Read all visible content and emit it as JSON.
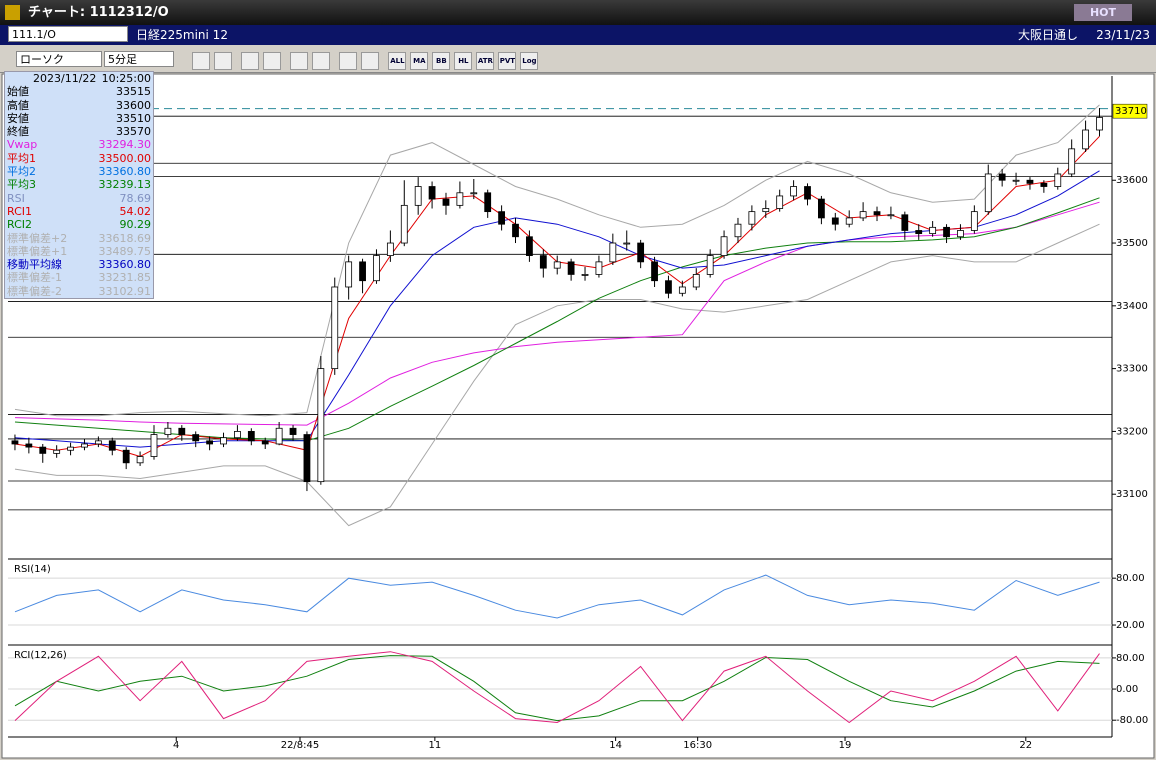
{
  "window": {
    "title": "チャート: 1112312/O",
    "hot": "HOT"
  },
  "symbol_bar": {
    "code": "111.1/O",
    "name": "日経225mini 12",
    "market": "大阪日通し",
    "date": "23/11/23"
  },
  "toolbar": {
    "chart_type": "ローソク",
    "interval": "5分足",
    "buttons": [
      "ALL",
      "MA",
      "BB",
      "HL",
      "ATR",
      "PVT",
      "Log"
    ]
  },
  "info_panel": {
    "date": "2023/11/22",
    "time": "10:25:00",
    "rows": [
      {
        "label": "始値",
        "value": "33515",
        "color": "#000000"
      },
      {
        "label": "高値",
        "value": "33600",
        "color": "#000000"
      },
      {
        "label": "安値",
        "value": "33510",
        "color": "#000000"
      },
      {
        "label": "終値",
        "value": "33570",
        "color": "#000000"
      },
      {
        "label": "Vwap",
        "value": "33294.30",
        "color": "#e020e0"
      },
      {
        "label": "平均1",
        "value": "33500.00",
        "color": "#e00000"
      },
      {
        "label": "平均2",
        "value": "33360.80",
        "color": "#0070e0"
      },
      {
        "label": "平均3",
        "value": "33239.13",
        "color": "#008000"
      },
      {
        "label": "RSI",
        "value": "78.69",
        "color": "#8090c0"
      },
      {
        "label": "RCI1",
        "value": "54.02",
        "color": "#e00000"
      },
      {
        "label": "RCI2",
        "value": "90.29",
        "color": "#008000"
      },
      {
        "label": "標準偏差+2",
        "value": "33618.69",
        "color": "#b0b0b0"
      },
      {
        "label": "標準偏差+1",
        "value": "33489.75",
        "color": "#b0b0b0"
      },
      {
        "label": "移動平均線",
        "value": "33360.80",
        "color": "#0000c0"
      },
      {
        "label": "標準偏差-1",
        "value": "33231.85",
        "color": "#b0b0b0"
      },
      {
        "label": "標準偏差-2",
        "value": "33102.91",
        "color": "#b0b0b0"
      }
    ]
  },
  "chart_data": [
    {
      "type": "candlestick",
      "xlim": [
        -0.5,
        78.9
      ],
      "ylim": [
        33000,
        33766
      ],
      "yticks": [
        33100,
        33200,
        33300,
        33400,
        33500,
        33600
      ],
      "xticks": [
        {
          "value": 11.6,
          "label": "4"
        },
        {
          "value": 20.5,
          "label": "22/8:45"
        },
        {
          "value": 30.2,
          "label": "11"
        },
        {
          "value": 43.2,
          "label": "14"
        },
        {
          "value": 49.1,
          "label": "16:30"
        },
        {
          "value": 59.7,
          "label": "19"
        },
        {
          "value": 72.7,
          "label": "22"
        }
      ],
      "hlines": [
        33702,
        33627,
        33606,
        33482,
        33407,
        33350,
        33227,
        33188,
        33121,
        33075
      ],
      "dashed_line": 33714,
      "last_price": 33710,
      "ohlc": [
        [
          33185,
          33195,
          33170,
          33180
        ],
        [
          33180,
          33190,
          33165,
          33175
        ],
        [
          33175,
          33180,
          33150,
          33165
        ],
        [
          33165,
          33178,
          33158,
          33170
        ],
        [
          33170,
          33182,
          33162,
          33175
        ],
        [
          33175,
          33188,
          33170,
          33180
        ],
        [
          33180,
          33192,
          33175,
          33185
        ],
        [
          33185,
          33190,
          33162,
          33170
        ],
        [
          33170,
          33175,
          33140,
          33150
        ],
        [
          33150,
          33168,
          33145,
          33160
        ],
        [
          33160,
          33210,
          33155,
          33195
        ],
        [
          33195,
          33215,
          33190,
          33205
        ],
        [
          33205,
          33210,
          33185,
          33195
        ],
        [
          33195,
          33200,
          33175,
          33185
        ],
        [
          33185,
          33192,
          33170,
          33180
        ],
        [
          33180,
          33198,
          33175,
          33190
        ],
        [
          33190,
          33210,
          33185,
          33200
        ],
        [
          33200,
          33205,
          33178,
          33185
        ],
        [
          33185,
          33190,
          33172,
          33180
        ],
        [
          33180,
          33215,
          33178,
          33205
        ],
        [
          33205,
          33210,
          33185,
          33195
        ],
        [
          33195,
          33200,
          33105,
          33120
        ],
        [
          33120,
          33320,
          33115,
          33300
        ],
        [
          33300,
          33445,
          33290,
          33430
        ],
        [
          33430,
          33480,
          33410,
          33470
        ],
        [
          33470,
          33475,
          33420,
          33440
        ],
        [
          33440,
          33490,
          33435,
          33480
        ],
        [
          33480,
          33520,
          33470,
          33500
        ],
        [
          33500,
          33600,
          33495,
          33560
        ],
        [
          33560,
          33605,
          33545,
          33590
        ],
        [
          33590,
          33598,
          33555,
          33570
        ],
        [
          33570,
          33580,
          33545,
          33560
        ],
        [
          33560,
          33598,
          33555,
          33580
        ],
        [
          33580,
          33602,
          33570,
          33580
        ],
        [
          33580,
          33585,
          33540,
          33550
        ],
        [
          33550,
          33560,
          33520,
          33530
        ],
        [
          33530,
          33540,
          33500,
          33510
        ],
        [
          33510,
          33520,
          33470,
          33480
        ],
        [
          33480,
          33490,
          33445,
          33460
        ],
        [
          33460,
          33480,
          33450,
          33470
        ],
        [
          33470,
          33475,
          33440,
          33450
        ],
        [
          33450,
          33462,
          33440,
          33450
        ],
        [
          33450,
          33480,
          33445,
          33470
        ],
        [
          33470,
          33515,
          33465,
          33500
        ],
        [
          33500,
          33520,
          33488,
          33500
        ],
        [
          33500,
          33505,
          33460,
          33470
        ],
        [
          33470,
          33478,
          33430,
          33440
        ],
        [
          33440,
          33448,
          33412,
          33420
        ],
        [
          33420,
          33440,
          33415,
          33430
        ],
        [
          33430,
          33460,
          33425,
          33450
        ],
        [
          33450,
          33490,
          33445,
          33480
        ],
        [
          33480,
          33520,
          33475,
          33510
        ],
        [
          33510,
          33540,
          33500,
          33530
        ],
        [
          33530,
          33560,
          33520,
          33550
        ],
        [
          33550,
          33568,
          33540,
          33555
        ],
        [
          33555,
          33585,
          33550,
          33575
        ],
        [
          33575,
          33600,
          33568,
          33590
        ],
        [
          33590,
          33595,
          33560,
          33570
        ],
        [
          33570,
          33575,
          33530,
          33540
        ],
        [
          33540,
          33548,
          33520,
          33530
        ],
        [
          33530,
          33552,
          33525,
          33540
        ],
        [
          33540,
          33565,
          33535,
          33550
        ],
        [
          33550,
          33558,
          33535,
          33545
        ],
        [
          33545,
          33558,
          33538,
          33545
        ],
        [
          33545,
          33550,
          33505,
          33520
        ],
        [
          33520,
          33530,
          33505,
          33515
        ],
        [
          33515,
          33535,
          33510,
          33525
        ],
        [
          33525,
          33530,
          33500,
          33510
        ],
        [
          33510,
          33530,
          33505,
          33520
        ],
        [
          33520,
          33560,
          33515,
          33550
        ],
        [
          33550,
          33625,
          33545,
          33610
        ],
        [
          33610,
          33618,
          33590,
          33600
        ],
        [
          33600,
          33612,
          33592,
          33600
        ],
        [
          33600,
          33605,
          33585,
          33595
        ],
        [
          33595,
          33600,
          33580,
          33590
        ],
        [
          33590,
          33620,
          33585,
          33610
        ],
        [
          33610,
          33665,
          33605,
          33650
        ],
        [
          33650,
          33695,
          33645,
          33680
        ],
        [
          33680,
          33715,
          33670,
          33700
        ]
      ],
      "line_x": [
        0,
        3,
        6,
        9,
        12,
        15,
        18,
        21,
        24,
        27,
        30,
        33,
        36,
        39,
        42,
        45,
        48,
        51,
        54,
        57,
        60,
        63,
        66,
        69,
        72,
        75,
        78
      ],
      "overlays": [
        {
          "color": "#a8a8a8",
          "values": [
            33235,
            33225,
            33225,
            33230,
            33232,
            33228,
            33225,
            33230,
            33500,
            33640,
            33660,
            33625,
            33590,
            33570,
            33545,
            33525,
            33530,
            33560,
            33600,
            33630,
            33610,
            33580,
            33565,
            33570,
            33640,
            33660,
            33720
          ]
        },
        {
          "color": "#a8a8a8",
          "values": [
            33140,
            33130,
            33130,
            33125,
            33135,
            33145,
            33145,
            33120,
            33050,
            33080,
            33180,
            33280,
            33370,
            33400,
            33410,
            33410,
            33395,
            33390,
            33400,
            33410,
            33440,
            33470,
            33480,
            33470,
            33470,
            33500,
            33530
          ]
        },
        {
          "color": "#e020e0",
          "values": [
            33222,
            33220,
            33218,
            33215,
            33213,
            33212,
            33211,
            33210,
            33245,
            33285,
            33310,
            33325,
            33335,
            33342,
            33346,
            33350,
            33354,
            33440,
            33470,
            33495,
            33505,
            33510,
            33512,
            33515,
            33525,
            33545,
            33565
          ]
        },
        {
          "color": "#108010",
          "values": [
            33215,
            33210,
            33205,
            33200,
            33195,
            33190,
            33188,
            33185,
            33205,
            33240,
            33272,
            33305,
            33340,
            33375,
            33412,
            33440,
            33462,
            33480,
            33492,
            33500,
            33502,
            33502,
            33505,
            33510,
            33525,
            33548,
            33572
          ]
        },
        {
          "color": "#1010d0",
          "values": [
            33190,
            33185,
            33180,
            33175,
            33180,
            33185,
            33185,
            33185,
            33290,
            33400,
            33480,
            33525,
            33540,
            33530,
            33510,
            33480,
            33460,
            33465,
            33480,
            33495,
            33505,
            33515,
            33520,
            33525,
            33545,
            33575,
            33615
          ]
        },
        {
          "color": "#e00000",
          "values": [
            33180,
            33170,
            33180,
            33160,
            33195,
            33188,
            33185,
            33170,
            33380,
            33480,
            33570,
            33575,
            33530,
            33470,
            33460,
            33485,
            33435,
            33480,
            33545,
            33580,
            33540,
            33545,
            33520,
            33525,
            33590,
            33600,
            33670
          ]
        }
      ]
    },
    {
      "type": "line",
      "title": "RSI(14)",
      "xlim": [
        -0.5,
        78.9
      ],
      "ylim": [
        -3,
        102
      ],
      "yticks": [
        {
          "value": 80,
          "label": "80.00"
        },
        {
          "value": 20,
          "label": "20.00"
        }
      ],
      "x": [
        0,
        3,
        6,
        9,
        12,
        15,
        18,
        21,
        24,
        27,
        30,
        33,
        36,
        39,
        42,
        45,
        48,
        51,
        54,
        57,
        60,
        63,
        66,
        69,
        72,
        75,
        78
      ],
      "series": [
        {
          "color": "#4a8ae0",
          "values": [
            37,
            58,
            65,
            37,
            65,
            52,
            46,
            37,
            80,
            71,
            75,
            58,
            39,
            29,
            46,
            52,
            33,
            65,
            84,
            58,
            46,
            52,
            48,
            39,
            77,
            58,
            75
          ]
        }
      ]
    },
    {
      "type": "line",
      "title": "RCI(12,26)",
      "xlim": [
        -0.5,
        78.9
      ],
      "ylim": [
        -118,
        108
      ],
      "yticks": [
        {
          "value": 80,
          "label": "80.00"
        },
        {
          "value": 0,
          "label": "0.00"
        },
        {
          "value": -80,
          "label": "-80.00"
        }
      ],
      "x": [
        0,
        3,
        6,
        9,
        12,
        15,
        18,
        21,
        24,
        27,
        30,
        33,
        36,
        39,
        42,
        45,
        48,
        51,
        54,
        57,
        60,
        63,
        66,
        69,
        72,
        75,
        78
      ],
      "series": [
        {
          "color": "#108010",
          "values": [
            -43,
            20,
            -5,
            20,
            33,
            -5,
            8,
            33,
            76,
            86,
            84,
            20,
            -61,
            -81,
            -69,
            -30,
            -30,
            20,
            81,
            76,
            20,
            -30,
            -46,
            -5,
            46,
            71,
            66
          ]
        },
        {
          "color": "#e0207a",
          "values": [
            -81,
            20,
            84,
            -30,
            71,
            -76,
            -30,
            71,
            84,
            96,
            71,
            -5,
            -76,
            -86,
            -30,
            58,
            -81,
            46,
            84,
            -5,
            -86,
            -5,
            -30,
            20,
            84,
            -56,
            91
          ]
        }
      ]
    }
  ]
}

| Written exercise |
Determine the number of lines in the listing that contain the string "標準偏差". Write that number and nothing else.

| Output of the task |
4